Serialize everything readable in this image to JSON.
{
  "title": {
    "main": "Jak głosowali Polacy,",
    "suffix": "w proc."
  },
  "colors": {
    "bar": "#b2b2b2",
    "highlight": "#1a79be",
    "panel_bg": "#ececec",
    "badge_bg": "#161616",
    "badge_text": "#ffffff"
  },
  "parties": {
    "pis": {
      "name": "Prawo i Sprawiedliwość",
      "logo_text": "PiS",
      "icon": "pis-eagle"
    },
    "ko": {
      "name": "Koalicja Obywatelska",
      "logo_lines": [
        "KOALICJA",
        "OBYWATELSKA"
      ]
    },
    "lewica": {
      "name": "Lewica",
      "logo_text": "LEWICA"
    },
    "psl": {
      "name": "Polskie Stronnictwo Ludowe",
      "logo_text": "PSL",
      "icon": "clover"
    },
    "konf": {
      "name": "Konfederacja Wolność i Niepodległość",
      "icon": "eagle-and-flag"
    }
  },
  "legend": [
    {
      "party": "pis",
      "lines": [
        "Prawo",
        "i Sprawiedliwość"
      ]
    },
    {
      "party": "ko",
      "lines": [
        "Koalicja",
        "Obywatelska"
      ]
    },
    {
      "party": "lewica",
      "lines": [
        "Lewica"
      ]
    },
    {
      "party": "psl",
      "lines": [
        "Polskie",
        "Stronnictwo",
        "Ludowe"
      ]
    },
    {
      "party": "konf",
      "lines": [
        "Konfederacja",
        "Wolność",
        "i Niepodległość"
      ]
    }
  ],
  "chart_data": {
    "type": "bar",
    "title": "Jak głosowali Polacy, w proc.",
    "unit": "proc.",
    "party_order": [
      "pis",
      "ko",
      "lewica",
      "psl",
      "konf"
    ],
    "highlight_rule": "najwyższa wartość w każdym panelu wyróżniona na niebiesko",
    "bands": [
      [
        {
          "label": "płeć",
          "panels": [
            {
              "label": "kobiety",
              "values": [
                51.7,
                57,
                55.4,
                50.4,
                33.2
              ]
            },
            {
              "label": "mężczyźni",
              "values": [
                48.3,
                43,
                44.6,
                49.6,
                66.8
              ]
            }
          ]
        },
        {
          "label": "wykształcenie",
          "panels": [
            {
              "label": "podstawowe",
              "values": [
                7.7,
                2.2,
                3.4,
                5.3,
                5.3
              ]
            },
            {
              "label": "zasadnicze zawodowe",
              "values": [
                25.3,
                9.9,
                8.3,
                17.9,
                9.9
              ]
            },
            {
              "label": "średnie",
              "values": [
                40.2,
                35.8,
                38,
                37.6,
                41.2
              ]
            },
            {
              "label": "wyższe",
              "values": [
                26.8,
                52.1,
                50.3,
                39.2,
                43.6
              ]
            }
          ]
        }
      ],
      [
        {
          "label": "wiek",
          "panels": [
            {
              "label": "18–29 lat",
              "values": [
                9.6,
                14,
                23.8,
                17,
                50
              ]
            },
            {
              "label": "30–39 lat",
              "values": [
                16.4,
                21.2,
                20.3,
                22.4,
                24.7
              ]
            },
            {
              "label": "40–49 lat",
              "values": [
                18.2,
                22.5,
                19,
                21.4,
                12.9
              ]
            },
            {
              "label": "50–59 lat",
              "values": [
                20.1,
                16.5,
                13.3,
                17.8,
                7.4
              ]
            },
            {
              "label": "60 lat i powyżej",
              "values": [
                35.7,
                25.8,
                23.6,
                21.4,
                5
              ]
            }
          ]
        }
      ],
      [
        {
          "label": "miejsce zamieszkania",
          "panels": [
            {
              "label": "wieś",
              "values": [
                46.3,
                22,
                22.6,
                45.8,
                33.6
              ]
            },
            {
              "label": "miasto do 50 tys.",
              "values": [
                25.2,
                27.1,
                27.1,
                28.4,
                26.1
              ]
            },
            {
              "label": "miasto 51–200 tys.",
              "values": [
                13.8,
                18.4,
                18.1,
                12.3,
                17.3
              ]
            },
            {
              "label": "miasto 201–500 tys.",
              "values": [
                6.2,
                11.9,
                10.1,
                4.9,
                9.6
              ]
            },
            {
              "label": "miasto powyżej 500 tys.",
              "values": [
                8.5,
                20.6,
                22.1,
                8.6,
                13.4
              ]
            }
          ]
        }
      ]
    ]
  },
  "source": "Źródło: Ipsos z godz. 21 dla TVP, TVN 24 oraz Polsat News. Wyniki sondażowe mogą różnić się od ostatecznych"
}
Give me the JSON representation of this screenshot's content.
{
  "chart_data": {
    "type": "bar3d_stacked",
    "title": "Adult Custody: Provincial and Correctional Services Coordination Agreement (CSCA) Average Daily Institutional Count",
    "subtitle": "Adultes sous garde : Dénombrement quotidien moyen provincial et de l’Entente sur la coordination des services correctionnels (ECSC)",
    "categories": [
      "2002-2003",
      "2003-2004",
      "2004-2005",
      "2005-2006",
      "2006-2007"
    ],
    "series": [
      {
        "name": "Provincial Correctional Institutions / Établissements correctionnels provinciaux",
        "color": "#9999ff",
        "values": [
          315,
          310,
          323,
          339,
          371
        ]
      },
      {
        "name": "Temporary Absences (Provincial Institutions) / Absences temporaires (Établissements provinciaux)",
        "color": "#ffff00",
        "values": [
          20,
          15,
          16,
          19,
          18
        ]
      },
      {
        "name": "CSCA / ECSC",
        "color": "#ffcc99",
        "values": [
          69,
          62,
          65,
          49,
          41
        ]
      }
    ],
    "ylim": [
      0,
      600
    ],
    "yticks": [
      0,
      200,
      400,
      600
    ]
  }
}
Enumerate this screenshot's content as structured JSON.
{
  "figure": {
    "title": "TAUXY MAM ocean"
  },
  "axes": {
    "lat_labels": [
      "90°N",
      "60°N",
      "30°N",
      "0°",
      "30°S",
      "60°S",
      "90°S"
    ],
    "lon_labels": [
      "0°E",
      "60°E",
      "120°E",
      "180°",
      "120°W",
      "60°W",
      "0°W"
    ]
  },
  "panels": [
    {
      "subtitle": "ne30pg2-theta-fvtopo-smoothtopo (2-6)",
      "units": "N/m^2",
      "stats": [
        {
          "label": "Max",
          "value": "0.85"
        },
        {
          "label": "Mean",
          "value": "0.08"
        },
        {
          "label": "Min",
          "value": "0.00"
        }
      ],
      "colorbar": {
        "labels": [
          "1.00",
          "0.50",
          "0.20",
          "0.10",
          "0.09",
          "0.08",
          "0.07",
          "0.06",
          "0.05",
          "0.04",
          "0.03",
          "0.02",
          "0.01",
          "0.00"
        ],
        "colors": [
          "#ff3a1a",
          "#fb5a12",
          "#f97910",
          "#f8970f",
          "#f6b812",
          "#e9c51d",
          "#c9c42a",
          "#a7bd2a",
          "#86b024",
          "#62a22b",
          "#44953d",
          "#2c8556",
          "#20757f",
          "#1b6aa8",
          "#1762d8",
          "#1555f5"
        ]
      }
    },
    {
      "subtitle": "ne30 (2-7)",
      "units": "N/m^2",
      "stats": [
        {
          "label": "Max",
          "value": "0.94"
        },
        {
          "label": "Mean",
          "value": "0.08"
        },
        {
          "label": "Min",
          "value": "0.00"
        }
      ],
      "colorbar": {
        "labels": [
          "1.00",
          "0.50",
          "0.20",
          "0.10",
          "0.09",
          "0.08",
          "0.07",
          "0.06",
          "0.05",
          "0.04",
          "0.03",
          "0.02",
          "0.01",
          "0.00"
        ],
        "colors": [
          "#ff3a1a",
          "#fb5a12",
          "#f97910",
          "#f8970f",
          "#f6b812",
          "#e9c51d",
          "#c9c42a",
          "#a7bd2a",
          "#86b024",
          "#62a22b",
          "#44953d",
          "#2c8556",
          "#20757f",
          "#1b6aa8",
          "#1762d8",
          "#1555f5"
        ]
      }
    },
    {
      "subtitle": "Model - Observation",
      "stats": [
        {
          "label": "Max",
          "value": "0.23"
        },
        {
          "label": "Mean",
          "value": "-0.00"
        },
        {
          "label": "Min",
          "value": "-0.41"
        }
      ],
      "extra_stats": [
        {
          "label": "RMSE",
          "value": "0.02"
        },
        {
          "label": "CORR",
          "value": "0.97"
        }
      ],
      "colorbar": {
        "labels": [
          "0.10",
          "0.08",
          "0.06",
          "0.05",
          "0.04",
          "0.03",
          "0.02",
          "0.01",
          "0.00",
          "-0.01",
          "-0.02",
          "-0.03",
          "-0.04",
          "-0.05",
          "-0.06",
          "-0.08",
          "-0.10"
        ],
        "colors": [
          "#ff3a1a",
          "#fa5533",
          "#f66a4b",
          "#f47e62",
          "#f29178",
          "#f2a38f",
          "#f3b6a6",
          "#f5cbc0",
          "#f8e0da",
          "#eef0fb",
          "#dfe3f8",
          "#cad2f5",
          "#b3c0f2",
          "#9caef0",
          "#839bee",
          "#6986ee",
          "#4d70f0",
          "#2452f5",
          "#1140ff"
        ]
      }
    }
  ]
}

WHAT IS REQUIRED: Locate the lines above that contain "JSON" and copy them.

COMPLETED TASK:
Serialize everything readable in this image to JSON.
Give me the JSON representation of this screenshot's content.
Enumerate this screenshot's content as structured JSON.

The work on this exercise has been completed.